## begin Data
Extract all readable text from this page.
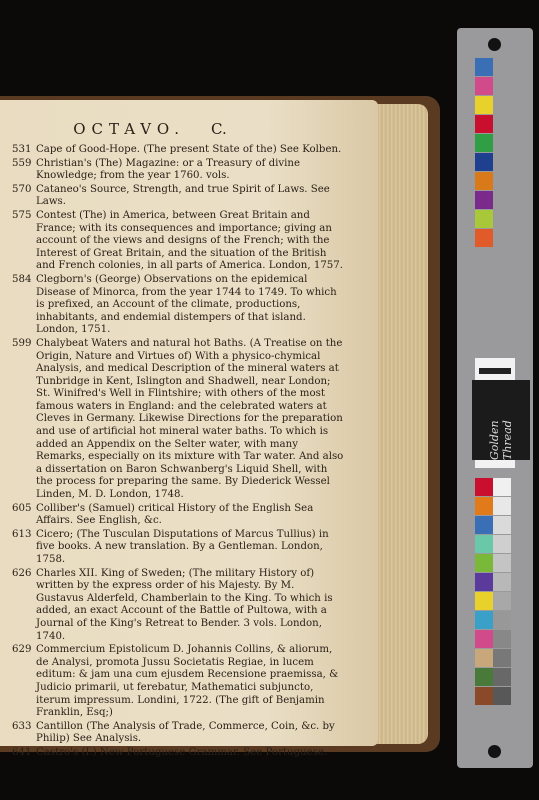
OCTAVO. C.
531 Cape of Good-Hope. (The present State of the) See Kolben.
559 Christian's (The) Magazine: or a Treasury of divine Knowledge; from the year 1760. vols.
570 Cataneo's Source, Strength, and true Spirit of Laws. See Laws.
575 Contest (The) in America, between Great Britain and France; with its consequences and importance; giving an account of the views and designs of the French; with the Interest of Great Britain, and the situation of the British and French colonies, in all parts of America. London, 1757.
584 Clegborn's (George) Observations on the epidemical Disease of Minorca, from the year 1744 to 1749. To which is prefixed, an Account of the climate, productions, inhabitants, and endemial distempers of that island. London, 1751.
599 Chalybeat Waters and natural hot Baths. (A Treatise on the Origin, Nature and Virtues of) With a physico-chymical Analysis, and medical Description of the mineral waters at Tunbridge in Kent, Islington and Shadwell, near London; St. Winifred's Well in Flintshire; with others of the most famous waters in England: and the celebrated waters at Cleves in Germany. Likewise Directions for the preparation and use of artificial hot mineral water baths. To which is added an Appendix on the Selter water, with many Remarks, especially on its mixture with Tar water. And also a dissertation on Baron Schwanberg's Liquid Shell, with the process for preparing the same. By Diederick Wessel Linden, M. D. London, 1748.
605 Colliber's (Samuel) critical History of the English Sea Affairs. See English, &c.
613 Cicero; (The Tusculan Disputations of Marcus Tullius) in five books. A new translation. By a Gentleman. London, 1758.
626 Charles XII. King of Sweden; (The military History of) written by the express order of his Majesty. By M. Gustavus Alderfeld, Chamberlain to the King. To which is added, an exact Account of the Battle of Pultowa, with a Journal of the King's Retreat to Bender. 3 vols. London, 1740.
629 Commercium Epistolicum D. Johannis Collins, & aliorum, de Analysi, promota Jussu Societatis Regiae, in lucem editum: & jam una cum ejusdem Recensione praemissa, & Judicio primarii, ut ferebatur, Mathematici subjuncto, iterum impressum. Londini, 1722. (The gift of Benjamin Franklin, Esq;)
633 Cantillon (The Analysis of Trade, Commerce, Coin, &c. by Philip) See Analysis.
641 Castro's (I.) New Portuguese Grammar. See Portuguese.
Golden Thread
## end Data
◆ Given instruction:
Every entry must be reproduced exactly, with the images left out.

◆ Result below:
Extract all readable text from this page.
OCTAVO. C.
531 Cape of Good-Hope. (The present State of the) See Kolben.
559 Christian's (The) Magazine: or a Treasury of divine Knowledge; from the year 1760. vols.
570 Cataneo's Source, Strength, and true Spirit of Laws. See Laws.
575 Contest (The) in America, between Great Britain and France; with its consequences and importance; giving an account of the views and designs of the French; with the Interest of Great Britain, and the situation of the British and French colonies, in all parts of America. London, 1757.
584 Clegborn's (George) Observations on the epidemical Disease of Minorca, from the year 1744 to 1749. To which is prefixed, an Account of the climate, productions, inhabitants, and endemial distempers of that island. London, 1751.
599 Chalybeat Waters and natural hot Baths. (A Treatise on the Origin, Nature and Virtues of) With a physico-chymical Analysis, and medical Description of the mineral waters at Tunbridge in Kent, Islington and Shadwell, near London; St. Winifred's Well in Flintshire; with others of the most famous waters in England: and the celebrated waters at Cleves in Germany. Likewise Directions for the preparation and use of artificial hot mineral water baths. To which is added an Appendix on the Selter water, with many Remarks, especially on its mixture with Tar water. And also a dissertation on Baron Schwanberg's Liquid Shell, with the process for preparing the same. By Diederick Wessel Linden, M. D. London, 1748.
605 Colliber's (Samuel) critical History of the English Sea Affairs. See English, &c.
613 Cicero; (The Tusculan Disputations of Marcus Tullius) in five books. A new translation. By a Gentleman. London, 1758.
626 Charles XII. King of Sweden; (The military History of) written by the express order of his Majesty. By M. Gustavus Alderfeld, Chamberlain to the King. To which is added, an exact Account of the Battle of Pultowa, with a Journal of the King's Retreat to Bender. 3 vols. London, 1740.
629 Commercium Epistolicum D. Johannis Collins, & aliorum, de Analysi, promota Jussu Societatis Regiae, in lucem editum: & jam una cum ejusdem Recensione praemissa, & Judicio primarii, ut ferebatur, Mathematici subjuncto, iterum impressum. Londini, 1722. (The gift of Benjamin Franklin, Esq;)
633 Cantillon (The Analysis of Trade, Commerce, Coin, &c. by Philip) See Analysis.
641 Castro's (I.) New Portuguese Grammar. See Portuguese.
Golden Thread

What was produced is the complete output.